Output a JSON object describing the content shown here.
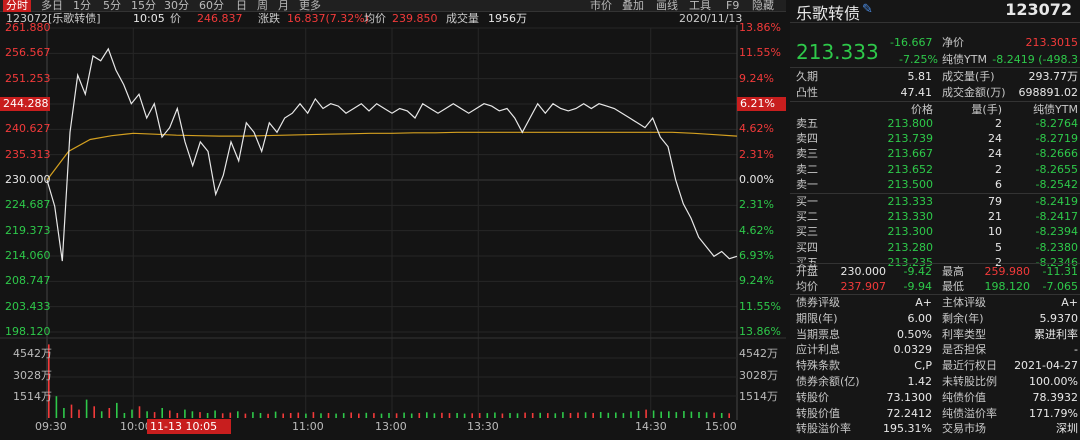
{
  "toolbar": {
    "tabs": [
      "分时",
      "多日",
      "1分",
      "5分",
      "15分",
      "30分",
      "60分",
      "日",
      "周",
      "月",
      "更多"
    ],
    "right": [
      "市价",
      "叠加",
      "画线",
      "工具",
      "F9",
      "隐藏"
    ]
  },
  "header": {
    "code_name": "123072[乐歌转债]",
    "time": "10:05",
    "price_label": "价",
    "price": "246.837",
    "change_label": "涨跌",
    "change": "16.837(7.32%)",
    "avg_label": "均价",
    "avg": "239.850",
    "vol_label": "成交量",
    "vol": "1956万",
    "date": "2020/11/13"
  },
  "axis": {
    "left_prices": [
      "261.880",
      "256.567",
      "251.253",
      "244.288",
      "240.627",
      "235.313",
      "230.000",
      "224.687",
      "219.373",
      "214.060",
      "208.747",
      "203.433",
      "198.120"
    ],
    "right_pcts": [
      "13.86%",
      "11.55%",
      "9.24%",
      "6.21%",
      "4.62%",
      "2.31%",
      "0.00%",
      "2.31%",
      "4.62%",
      "6.93%",
      "9.24%",
      "11.55%",
      "13.86%"
    ],
    "vol_left": [
      "4542万",
      "3028万",
      "1514万"
    ],
    "vol_right": [
      "4542万",
      "3028万",
      "1514万"
    ],
    "time_labels": [
      "09:30",
      "10:00",
      "11:00",
      "13:00",
      "13:30",
      "14:30",
      "15:00"
    ],
    "time_tag": "11-13 10:05"
  },
  "colors": {
    "up": "#f23a3a",
    "down": "#2ec94a",
    "price_line": "#e8e8e8",
    "avg_line": "#d4a020",
    "accent": "#c81e1e"
  },
  "chart_data": {
    "type": "line",
    "base": 230.0,
    "ylim": [
      198.12,
      261.88
    ],
    "series": [
      {
        "values": [
          230.0,
          224.5,
          213.0,
          240.0,
          252.0,
          248.0,
          256.0,
          255.0,
          257.5,
          253.0,
          250.0,
          246.0,
          248.0,
          243.0,
          246.0,
          239.0,
          241.0,
          245.0,
          238.0,
          233.0,
          238.0,
          236.0,
          227.0,
          231.0,
          238.0,
          234.0,
          242.0,
          240.0,
          236.0,
          242.0,
          240.0,
          243.0,
          244.0,
          246.0,
          244.0,
          247.0,
          245.0,
          246.0,
          245.5,
          244.0,
          245.0,
          246.0,
          244.5,
          246.0,
          245.0,
          244.0,
          245.0,
          244.5,
          243.0,
          246.0,
          245.0,
          244.0,
          245.0,
          246.0,
          245.0,
          244.0,
          245.0,
          246.0,
          245.5,
          244.5,
          245.0,
          243.0,
          240.0,
          243.0,
          246.0,
          244.0,
          246.0,
          245.0,
          244.5,
          245.0,
          246.0,
          245.0,
          246.0,
          245.5,
          245.0,
          244.0,
          243.0,
          242.0,
          241.0,
          243.0,
          239.0,
          237.0,
          230.0,
          225.0,
          222.0,
          218.0,
          216.0,
          214.0,
          215.0,
          213.5,
          214.0
        ]
      },
      {
        "values": [
          230.0,
          236.0,
          238.5,
          239.3,
          239.8,
          239.6,
          239.4,
          239.3,
          239.2,
          239.2,
          239.3,
          239.4,
          239.5,
          239.6,
          239.7,
          239.8,
          239.8,
          239.9,
          239.9,
          240.0,
          240.0,
          240.0,
          240.0,
          240.0,
          240.0,
          240.0,
          240.0,
          240.0,
          240.0,
          240.0,
          239.8,
          239.5,
          239.2
        ]
      }
    ],
    "volume": [
      4400,
      1300,
      600,
      800,
      500,
      1100,
      700,
      400,
      600,
      900,
      300,
      500,
      700,
      400,
      350,
      600,
      450,
      300,
      500,
      400,
      350,
      300,
      450,
      280,
      320,
      400,
      260,
      350,
      300,
      250,
      380,
      270,
      300,
      320,
      260,
      350,
      280,
      300,
      260,
      290,
      330,
      270,
      310,
      290,
      260,
      300,
      280,
      320,
      270,
      300,
      340,
      280,
      310,
      290,
      300,
      260,
      280,
      300,
      290,
      330,
      270,
      300,
      280,
      320,
      300,
      310,
      290,
      280,
      350,
      300,
      320,
      340,
      300,
      360,
      310,
      330,
      290,
      380,
      420,
      500,
      450,
      380,
      400,
      350,
      420,
      380,
      360,
      340,
      320,
      300,
      280
    ]
  },
  "right_panel": {
    "title": "乐歌转债",
    "code": "123072",
    "price": "213.333",
    "change": "-16.667",
    "change_pct": "-7.25%",
    "quote": [
      {
        "label": "净价",
        "value": "213.3015"
      },
      {
        "label": "纯债YTM",
        "value": "-8.2419 (-498.3"
      }
    ],
    "stats": [
      {
        "l1": "久期",
        "v1": "5.81",
        "l2": "成交量(手)",
        "v2": "293.77万"
      },
      {
        "l1": "凸性",
        "v1": "47.41",
        "l2": "成交金额(万)",
        "v2": "698891.02"
      }
    ],
    "book_header": {
      "price": "价格",
      "qty": "量(手)",
      "ytm": "纯债YTM"
    },
    "asks": [
      {
        "label": "卖五",
        "price": "213.800",
        "qty": "2",
        "ytm": "-8.2764"
      },
      {
        "label": "卖四",
        "price": "213.739",
        "qty": "24",
        "ytm": "-8.2719"
      },
      {
        "label": "卖三",
        "price": "213.667",
        "qty": "24",
        "ytm": "-8.2666"
      },
      {
        "label": "卖二",
        "price": "213.652",
        "qty": "2",
        "ytm": "-8.2655"
      },
      {
        "label": "卖一",
        "price": "213.500",
        "qty": "6",
        "ytm": "-8.2542"
      }
    ],
    "bids": [
      {
        "label": "买一",
        "price": "213.333",
        "qty": "79",
        "ytm": "-8.2419"
      },
      {
        "label": "买二",
        "price": "213.330",
        "qty": "21",
        "ytm": "-8.2417"
      },
      {
        "label": "买三",
        "price": "213.300",
        "qty": "10",
        "ytm": "-8.2394"
      },
      {
        "label": "买四",
        "price": "213.280",
        "qty": "5",
        "ytm": "-8.2380"
      },
      {
        "label": "买五",
        "price": "213.235",
        "qty": "2",
        "ytm": "-8.2346"
      }
    ],
    "ohlc": [
      {
        "l1": "开盘",
        "v1": "230.000",
        "c1": "-9.42",
        "l2": "最高",
        "v2": "259.980",
        "c2": "-11.31"
      },
      {
        "l1": "均价",
        "v1": "237.907",
        "c1": "-9.94",
        "l2": "最低",
        "v2": "198.120",
        "c2": "-7.065"
      }
    ],
    "info": [
      {
        "l1": "债券评级",
        "v1": "A+",
        "l2": "主体评级",
        "v2": "A+"
      },
      {
        "l1": "期限(年)",
        "v1": "6.00",
        "l2": "剩余(年)",
        "v2": "5.9370"
      },
      {
        "l1": "当期票息",
        "v1": "0.50%",
        "l2": "利率类型",
        "v2": "累进利率"
      },
      {
        "l1": "应计利息",
        "v1": "0.0329",
        "l2": "是否担保",
        "v2": "-"
      },
      {
        "l1": "特殊条款",
        "v1": "C,P",
        "l2": "最近行权日",
        "v2": "2021-04-27"
      },
      {
        "l1": "债券余额(亿)",
        "v1": "1.42",
        "l2": "未转股比例",
        "v2": "100.00%"
      },
      {
        "l1": "转股价",
        "v1": "73.1300",
        "l2": "纯债价值",
        "v2": "78.3932"
      },
      {
        "l1": "转股价值",
        "v1": "72.2412",
        "l2": "纯债溢价率",
        "v2": "171.79%"
      },
      {
        "l1": "转股溢价率",
        "v1": "195.31%",
        "l2": "交易市场",
        "v2": "深圳"
      }
    ]
  }
}
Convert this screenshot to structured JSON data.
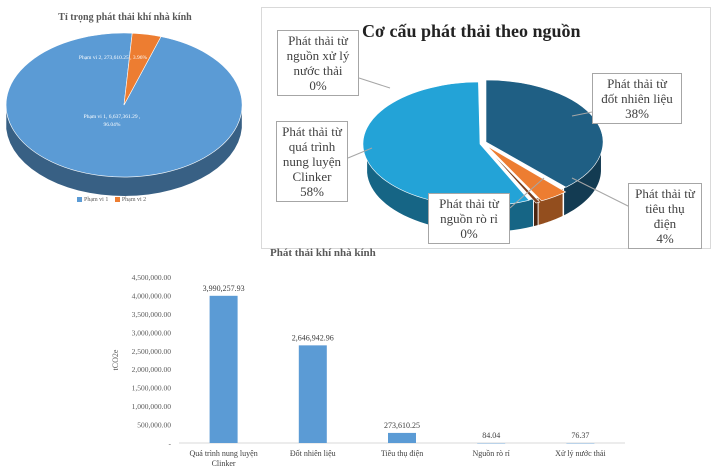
{
  "colors": {
    "scope1": "#5b9bd5",
    "scope2": "#ed7d31",
    "src_fuel": "#1f5f84",
    "src_clinker": "#23a3d7",
    "src_electric": "#ed7d31",
    "src_leak": "#7a3d1c",
    "src_water": "#6fb7e0",
    "bar": "#5b9bd5"
  },
  "chart_data": [
    {
      "type": "pie",
      "title": "Tỉ trọng phát thải khí nhà kính",
      "legend_position": "bottom",
      "slices": [
        {
          "name": "Phạm vi 1",
          "value": 6637361.29,
          "percent": 96.04,
          "label_line1": "Phạm vi 1, 6,637,361.29 ,",
          "label_line2": "96.04%"
        },
        {
          "name": "Phạm vi 2",
          "value": 273610.25,
          "percent": 3.96,
          "label_line1": "Phạm vi 2, 273,610.25 , 3.96%"
        }
      ],
      "legend": [
        "Phạm vi 1",
        "Phạm vi 2"
      ]
    },
    {
      "type": "pie",
      "title": "Cơ cấu phát thải theo nguồn",
      "slices": [
        {
          "name": "Phát thải từ đốt nhiên liệu",
          "percent": 38,
          "label_lines": [
            "Phát thải từ",
            "đốt nhiên liệu",
            "38%"
          ]
        },
        {
          "name": "Phát thải từ tiêu thụ điện",
          "percent": 4,
          "label_lines": [
            "Phát thải từ",
            "tiêu thụ điện",
            "4%"
          ]
        },
        {
          "name": "Phát thải từ nguồn rò rỉ",
          "percent": 0,
          "label_lines": [
            "Phát thải từ",
            "nguồn rò rỉ",
            "0%"
          ]
        },
        {
          "name": "Phát thải từ quá trình nung luyện Clinker",
          "percent": 58,
          "label_lines": [
            "Phát thải từ",
            "quá trình",
            "nung luyện",
            "Clinker",
            "58%"
          ]
        },
        {
          "name": "Phát thải từ nguồn xử lý nước thải",
          "percent": 0,
          "label_lines": [
            "Phát thải từ",
            "nguồn xử lý",
            "nước thải",
            "0%"
          ]
        }
      ]
    },
    {
      "type": "bar",
      "title": "Phát thải khí nhà kính",
      "xlabel": "",
      "ylabel": "tCO2e",
      "ylim": [
        0,
        4500000
      ],
      "yticks": [
        0,
        500000,
        1000000,
        1500000,
        2000000,
        2500000,
        3000000,
        3500000,
        4000000,
        4500000
      ],
      "ytick_labels": [
        "-",
        "500,000.00",
        "1,000,000.00",
        "1,500,000.00",
        "2,000,000.00",
        "2,500,000.00",
        "3,000,000.00",
        "3,500,000.00",
        "4,000,000.00",
        "4,500,000.00"
      ],
      "categories": [
        [
          "Quá trình nung luyện",
          "Clinker"
        ],
        [
          "Đốt nhiên liệu"
        ],
        [
          "Tiêu thụ điện"
        ],
        [
          "Nguồn rò rỉ"
        ],
        [
          "Xử lý nước thải"
        ]
      ],
      "values": [
        3990257.93,
        2646942.96,
        273610.25,
        84.04,
        76.37
      ],
      "value_labels": [
        "3,990,257.93",
        "2,646,942.96",
        "273,610.25",
        "84.04",
        "76.37"
      ]
    }
  ]
}
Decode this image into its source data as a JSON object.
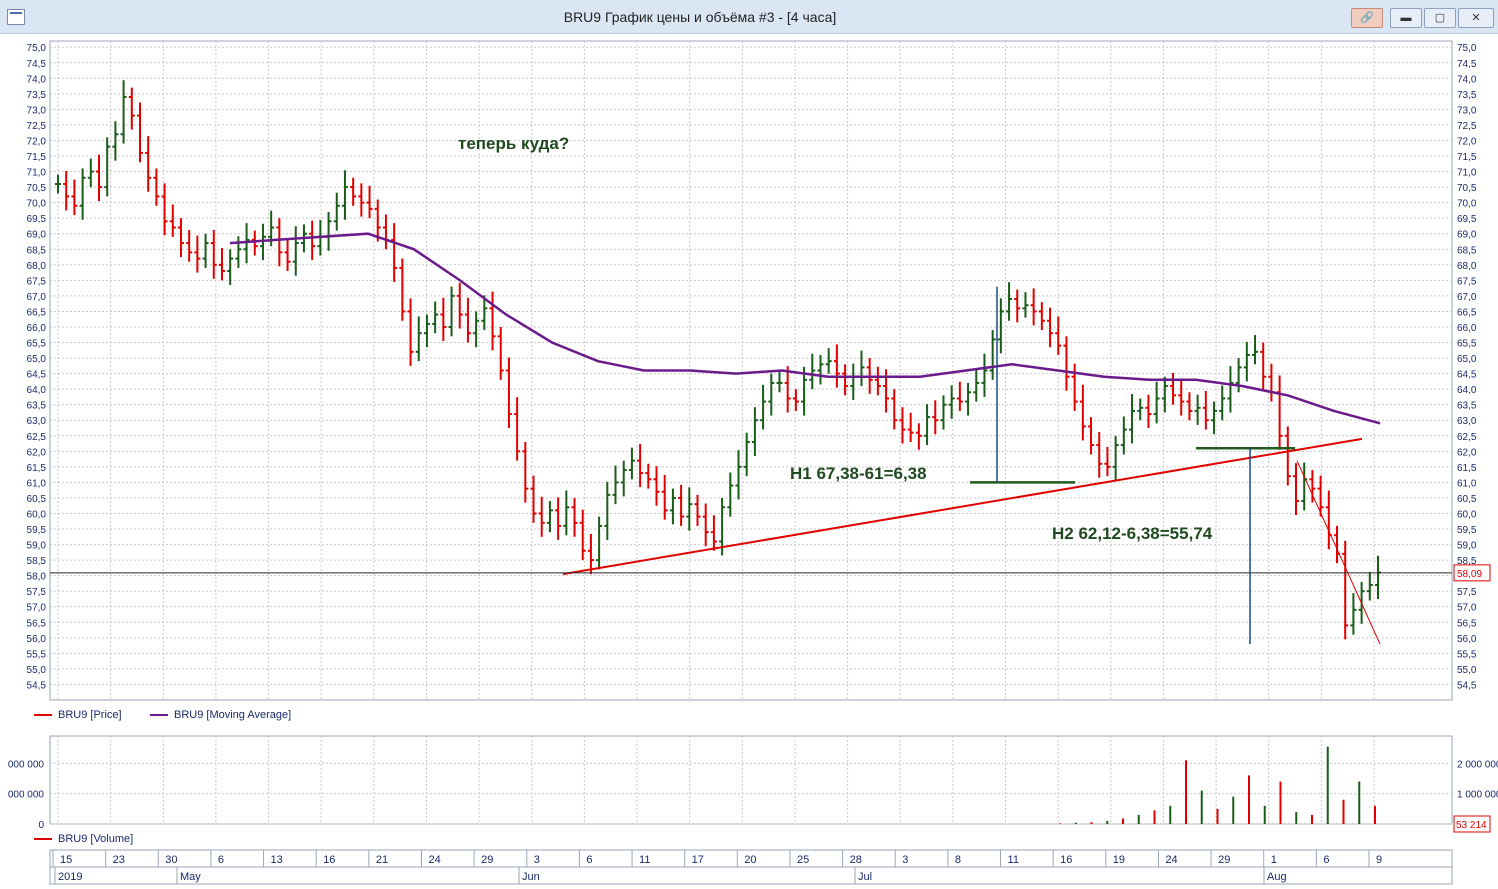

══════

#### [Problem details]
Write out each line of the data that holds the string "object".

#### [Result of this exercise]
Output a JSON object describing the content shown here.
Decode this image into its source data as a JSON object.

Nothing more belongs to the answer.